■ **EXERCISE DESCRIPTION**
If a line holds the word "Delayed", copy it from the entries.

Document layout detection data:

# # # # # # #

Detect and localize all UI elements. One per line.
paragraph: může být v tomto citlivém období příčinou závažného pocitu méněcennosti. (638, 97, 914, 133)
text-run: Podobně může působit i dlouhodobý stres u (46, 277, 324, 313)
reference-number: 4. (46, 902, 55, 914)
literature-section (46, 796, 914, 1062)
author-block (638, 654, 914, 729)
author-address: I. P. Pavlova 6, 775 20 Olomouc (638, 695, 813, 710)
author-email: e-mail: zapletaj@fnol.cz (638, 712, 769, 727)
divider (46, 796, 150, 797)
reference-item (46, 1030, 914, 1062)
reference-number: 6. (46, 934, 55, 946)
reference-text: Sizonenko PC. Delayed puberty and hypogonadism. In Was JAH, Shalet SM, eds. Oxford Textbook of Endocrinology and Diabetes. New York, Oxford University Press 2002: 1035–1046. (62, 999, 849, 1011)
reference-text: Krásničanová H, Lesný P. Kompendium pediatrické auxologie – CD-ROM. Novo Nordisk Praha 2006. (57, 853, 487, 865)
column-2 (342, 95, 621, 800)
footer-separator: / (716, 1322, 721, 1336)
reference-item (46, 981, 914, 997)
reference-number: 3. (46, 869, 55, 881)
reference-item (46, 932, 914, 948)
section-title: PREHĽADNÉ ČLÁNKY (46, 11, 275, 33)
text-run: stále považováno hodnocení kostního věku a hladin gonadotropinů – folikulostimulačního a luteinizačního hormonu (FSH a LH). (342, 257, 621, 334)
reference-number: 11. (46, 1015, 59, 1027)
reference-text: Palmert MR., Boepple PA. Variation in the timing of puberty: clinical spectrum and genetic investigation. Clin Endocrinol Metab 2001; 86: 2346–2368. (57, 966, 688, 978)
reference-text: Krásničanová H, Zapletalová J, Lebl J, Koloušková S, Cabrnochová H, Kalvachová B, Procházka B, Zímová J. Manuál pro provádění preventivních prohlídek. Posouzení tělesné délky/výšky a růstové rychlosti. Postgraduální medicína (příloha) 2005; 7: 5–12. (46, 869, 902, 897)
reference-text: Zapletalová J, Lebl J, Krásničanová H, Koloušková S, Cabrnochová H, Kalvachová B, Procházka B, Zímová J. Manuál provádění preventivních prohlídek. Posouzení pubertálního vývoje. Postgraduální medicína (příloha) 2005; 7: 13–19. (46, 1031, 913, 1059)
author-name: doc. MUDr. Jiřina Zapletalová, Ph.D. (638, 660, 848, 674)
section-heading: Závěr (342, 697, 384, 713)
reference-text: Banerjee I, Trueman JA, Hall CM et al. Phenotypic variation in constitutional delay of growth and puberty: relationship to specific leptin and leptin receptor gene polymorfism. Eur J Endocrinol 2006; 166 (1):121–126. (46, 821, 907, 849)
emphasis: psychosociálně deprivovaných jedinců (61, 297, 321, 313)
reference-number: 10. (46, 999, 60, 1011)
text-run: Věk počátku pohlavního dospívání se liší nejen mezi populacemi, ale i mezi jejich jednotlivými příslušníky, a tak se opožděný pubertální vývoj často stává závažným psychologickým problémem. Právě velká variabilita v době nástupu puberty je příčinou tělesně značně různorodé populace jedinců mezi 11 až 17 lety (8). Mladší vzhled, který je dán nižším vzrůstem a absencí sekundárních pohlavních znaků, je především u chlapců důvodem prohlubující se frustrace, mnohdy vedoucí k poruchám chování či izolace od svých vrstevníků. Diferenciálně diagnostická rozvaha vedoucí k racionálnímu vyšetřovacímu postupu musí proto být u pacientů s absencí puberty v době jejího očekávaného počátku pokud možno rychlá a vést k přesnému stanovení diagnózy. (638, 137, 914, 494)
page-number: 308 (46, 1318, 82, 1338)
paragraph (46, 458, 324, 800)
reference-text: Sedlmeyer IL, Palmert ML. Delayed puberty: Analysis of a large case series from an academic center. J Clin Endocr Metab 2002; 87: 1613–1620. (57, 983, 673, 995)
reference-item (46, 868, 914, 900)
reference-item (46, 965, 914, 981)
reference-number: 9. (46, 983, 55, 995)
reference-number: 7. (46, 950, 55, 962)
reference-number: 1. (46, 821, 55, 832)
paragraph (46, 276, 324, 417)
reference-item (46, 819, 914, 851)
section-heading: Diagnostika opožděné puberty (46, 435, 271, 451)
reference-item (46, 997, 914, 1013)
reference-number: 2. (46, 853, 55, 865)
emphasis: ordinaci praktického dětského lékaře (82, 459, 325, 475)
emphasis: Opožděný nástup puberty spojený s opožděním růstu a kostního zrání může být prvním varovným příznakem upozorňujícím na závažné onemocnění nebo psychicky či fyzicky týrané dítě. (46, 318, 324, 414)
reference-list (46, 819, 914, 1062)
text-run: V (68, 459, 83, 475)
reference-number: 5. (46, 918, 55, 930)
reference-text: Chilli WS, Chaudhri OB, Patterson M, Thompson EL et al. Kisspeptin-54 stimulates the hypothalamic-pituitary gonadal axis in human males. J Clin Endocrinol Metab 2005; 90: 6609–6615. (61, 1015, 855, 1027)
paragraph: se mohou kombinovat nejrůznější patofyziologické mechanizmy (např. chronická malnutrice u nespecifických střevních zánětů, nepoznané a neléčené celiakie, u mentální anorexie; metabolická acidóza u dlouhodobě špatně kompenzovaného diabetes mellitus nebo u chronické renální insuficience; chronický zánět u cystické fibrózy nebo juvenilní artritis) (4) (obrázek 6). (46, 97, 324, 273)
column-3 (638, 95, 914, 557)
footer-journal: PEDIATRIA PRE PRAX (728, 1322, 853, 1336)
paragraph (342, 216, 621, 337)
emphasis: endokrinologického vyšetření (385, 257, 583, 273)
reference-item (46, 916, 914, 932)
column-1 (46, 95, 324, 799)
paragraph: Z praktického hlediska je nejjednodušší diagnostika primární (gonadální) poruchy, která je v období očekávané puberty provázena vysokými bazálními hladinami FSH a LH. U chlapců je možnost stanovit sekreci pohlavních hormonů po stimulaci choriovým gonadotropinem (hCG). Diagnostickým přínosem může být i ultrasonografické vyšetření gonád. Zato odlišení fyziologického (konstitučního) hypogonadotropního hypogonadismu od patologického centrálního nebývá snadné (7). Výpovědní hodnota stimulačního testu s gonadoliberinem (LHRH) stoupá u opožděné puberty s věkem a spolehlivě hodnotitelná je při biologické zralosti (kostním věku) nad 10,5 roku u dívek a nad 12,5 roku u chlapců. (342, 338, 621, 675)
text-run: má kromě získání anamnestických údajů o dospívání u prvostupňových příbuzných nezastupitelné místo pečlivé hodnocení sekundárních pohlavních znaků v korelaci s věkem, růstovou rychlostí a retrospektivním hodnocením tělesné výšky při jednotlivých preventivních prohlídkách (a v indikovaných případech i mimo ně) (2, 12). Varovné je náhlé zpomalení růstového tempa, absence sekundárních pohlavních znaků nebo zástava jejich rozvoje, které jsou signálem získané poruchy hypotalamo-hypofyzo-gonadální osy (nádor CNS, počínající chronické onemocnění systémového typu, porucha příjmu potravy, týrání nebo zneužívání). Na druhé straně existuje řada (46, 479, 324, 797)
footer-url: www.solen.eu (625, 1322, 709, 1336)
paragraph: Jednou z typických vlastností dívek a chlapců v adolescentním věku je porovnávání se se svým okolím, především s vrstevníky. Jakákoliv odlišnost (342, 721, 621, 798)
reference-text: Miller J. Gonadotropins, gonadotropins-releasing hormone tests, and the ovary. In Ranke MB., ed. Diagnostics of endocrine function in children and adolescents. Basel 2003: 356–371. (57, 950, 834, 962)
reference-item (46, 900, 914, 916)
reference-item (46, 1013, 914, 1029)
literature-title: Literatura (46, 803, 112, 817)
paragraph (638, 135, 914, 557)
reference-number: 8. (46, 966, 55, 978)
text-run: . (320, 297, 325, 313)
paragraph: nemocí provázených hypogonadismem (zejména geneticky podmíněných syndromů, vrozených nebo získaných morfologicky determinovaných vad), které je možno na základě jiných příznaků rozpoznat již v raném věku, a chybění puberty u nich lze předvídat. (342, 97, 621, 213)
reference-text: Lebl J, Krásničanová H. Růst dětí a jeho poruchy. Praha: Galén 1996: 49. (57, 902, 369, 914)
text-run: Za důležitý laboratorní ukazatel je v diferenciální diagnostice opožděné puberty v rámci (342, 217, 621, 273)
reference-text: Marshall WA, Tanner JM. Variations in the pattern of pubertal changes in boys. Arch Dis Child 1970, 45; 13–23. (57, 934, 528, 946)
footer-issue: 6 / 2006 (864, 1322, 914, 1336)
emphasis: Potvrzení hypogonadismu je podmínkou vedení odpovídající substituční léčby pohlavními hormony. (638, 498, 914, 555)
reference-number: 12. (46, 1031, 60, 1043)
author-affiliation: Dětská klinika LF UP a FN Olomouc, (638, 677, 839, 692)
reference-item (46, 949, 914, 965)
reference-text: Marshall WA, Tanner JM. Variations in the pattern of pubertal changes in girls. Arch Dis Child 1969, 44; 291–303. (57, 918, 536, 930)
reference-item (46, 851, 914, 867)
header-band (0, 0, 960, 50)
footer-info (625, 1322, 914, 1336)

# # # # # # #

■ **COMPLETED EXERCISE**
reference-text: Sizonenko PC. Delayed puberty and hypogonadism. In Was JAH, Shalet SM, eds. Oxford Textbook of Endocrinology and Diabetes. New York, Oxford University Press 2002: 1035–1046. (62, 999, 849, 1011)
reference-text: Sedlmeyer IL, Palmert ML. Delayed puberty: Analysis of a large case series from an academic center. J Clin Endocr Metab 2002; 87: 1613–1620. (57, 983, 673, 995)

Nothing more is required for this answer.